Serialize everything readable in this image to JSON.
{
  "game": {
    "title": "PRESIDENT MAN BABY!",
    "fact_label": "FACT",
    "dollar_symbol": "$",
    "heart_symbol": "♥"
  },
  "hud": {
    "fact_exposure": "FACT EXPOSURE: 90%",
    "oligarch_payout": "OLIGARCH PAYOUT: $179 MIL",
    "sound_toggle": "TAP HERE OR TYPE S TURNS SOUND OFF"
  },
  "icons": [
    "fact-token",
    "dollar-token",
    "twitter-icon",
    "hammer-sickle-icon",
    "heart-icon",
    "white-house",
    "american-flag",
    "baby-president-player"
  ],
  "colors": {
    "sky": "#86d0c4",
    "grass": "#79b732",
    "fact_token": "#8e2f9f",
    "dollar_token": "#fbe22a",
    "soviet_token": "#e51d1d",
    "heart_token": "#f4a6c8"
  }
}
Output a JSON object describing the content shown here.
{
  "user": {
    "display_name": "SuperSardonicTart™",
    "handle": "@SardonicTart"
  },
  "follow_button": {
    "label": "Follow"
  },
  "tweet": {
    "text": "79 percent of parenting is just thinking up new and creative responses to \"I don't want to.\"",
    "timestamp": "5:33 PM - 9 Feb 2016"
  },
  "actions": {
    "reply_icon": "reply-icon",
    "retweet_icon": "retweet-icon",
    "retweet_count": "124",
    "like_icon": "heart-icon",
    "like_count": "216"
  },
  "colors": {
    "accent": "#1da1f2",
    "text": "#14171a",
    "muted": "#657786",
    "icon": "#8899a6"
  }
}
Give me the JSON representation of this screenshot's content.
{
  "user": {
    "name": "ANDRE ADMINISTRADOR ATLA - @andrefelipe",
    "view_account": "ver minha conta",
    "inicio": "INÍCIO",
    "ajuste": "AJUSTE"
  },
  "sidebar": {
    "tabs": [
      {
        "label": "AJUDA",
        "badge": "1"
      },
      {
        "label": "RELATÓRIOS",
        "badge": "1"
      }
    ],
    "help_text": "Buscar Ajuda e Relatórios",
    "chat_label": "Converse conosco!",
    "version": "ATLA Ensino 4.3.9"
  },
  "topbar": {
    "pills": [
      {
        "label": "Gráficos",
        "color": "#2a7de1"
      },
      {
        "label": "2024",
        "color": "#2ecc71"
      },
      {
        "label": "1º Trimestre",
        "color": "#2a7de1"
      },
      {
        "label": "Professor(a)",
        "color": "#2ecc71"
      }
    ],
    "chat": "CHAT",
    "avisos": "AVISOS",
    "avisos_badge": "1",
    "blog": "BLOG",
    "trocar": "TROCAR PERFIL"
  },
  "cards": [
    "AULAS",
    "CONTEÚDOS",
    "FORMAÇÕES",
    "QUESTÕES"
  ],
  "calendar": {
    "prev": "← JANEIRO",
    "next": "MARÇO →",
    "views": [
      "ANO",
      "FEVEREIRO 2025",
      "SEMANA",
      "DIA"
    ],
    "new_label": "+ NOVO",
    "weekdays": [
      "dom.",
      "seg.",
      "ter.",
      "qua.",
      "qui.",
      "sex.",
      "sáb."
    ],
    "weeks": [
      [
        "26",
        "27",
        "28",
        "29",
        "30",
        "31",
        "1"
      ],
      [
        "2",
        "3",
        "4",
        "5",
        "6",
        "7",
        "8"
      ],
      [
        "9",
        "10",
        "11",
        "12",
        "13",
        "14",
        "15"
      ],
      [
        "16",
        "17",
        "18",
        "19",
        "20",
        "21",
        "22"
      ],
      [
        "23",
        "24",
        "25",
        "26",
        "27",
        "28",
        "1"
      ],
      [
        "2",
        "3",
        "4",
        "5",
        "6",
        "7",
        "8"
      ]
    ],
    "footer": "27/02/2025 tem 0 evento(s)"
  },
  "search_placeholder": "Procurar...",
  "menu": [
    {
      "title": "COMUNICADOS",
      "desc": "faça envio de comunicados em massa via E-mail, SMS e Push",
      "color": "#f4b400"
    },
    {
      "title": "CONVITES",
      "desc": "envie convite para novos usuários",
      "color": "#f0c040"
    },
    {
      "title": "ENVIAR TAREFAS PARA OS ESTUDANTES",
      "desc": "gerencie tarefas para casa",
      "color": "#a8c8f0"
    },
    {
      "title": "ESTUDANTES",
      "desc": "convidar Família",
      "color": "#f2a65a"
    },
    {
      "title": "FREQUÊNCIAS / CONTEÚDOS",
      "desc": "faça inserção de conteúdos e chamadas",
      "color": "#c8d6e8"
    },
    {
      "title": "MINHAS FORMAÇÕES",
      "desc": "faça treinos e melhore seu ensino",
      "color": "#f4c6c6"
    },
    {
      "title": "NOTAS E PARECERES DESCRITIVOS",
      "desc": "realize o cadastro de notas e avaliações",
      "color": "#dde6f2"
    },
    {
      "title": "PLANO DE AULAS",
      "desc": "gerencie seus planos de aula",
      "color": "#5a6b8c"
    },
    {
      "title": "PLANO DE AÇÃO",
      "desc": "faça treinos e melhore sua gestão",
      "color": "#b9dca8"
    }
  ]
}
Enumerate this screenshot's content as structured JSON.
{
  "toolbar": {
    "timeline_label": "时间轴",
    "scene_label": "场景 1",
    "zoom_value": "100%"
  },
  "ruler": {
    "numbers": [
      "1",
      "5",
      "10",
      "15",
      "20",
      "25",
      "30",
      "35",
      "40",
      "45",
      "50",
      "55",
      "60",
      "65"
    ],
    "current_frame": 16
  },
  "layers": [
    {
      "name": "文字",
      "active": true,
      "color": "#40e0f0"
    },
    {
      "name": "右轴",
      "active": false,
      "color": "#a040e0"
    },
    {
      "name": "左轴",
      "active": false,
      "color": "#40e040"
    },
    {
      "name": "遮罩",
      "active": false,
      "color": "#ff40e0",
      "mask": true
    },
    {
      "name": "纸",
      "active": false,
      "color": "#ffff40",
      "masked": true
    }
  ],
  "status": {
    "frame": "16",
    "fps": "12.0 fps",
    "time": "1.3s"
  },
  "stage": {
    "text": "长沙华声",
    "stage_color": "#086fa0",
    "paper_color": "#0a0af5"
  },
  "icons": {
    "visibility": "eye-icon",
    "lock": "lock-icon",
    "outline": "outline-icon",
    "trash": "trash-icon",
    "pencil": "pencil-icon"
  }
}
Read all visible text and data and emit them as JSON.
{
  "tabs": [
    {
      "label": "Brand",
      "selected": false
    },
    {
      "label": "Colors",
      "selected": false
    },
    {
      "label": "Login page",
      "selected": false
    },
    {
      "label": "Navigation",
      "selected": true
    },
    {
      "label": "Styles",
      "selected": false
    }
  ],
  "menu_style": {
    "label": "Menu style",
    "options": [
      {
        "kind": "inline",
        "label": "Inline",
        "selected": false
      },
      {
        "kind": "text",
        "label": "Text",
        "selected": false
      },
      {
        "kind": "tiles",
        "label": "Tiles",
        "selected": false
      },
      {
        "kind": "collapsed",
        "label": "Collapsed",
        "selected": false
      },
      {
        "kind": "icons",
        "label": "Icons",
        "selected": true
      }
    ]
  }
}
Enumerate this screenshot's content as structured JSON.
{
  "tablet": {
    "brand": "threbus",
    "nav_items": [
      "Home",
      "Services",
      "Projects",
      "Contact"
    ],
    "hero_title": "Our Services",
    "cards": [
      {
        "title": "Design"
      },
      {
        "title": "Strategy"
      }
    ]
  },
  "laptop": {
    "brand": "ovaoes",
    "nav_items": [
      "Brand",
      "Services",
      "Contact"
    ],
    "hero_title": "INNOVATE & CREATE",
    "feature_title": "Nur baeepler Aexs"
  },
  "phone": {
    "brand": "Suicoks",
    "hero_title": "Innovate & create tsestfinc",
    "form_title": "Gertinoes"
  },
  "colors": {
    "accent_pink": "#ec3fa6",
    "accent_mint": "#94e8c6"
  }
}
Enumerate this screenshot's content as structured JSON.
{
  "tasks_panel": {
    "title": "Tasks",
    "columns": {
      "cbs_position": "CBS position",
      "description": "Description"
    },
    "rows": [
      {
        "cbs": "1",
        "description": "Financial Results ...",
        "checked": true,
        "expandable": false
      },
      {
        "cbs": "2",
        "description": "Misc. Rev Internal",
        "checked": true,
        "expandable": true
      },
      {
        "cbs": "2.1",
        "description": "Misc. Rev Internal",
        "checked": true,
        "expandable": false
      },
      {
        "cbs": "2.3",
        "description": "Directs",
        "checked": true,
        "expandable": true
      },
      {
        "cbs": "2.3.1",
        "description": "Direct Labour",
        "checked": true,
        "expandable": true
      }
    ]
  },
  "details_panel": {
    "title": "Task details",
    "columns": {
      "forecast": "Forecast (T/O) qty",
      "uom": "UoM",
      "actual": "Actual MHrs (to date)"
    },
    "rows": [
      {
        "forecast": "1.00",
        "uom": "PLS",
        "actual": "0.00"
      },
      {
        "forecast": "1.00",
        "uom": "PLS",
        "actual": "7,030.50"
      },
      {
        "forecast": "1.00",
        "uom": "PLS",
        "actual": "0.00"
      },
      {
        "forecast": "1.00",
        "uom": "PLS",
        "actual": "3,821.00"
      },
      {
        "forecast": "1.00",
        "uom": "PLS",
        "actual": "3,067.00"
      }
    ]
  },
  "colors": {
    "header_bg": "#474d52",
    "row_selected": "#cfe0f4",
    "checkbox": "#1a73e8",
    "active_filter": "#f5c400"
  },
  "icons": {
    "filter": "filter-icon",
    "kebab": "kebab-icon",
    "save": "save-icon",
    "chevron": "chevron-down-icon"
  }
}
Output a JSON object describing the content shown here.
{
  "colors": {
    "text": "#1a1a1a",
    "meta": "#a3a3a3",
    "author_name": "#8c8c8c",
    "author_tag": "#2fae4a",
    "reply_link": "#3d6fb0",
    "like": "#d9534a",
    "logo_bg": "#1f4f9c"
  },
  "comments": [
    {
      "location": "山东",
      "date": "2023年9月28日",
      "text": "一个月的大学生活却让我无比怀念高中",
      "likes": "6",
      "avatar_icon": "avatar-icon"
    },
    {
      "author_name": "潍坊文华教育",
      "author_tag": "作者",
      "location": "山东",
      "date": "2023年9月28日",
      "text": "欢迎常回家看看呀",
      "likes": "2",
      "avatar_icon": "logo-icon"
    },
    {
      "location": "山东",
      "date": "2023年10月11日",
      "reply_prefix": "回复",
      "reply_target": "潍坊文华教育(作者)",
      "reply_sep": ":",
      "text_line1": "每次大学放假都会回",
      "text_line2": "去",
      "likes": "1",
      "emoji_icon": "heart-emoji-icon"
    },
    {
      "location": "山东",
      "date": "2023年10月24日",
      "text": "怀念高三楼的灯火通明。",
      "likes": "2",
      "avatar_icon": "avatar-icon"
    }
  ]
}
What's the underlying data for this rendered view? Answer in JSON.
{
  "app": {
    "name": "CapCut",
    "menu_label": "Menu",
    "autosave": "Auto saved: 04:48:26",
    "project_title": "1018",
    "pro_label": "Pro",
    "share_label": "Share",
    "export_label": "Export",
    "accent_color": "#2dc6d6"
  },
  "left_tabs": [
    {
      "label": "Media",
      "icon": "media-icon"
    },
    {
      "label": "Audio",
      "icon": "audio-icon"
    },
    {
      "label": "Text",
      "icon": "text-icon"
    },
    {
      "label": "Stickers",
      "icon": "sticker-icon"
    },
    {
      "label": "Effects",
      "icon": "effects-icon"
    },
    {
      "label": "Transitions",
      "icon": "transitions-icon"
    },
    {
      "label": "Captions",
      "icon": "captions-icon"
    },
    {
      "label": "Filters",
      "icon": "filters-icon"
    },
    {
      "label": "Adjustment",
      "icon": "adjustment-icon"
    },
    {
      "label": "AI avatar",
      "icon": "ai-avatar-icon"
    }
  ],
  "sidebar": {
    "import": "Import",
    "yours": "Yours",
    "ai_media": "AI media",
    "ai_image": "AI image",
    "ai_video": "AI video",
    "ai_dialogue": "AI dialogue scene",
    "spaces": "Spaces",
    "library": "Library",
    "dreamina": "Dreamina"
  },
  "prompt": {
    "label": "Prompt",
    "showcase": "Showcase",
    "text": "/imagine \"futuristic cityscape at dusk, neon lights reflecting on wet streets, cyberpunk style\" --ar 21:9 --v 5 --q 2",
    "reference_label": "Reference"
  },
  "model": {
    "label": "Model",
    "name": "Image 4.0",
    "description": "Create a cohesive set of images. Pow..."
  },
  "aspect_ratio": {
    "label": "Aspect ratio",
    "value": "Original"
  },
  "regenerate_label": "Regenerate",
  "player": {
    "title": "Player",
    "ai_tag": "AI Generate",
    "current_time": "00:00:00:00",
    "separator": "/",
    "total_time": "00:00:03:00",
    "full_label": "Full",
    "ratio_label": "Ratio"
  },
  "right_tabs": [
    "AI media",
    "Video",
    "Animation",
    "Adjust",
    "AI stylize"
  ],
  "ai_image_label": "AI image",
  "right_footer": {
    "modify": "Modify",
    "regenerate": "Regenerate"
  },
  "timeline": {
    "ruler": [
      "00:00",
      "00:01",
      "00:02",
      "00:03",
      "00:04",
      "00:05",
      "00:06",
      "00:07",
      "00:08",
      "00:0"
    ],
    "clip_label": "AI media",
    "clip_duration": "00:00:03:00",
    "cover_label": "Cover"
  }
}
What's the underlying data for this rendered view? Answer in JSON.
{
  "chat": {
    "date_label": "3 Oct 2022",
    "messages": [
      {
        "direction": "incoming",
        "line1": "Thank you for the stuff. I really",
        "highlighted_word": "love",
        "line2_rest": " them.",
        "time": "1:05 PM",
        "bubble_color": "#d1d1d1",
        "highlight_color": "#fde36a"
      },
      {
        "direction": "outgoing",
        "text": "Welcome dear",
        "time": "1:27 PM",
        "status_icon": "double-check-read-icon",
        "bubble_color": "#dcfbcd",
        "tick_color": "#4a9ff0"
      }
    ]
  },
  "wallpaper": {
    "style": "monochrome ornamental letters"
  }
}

> Your goal
From the entries above, copy every line that holds the word "Regenerate".

> Result for this exercise
  "regenerate_label": "Regenerate",
    "regenerate": "Regenerate"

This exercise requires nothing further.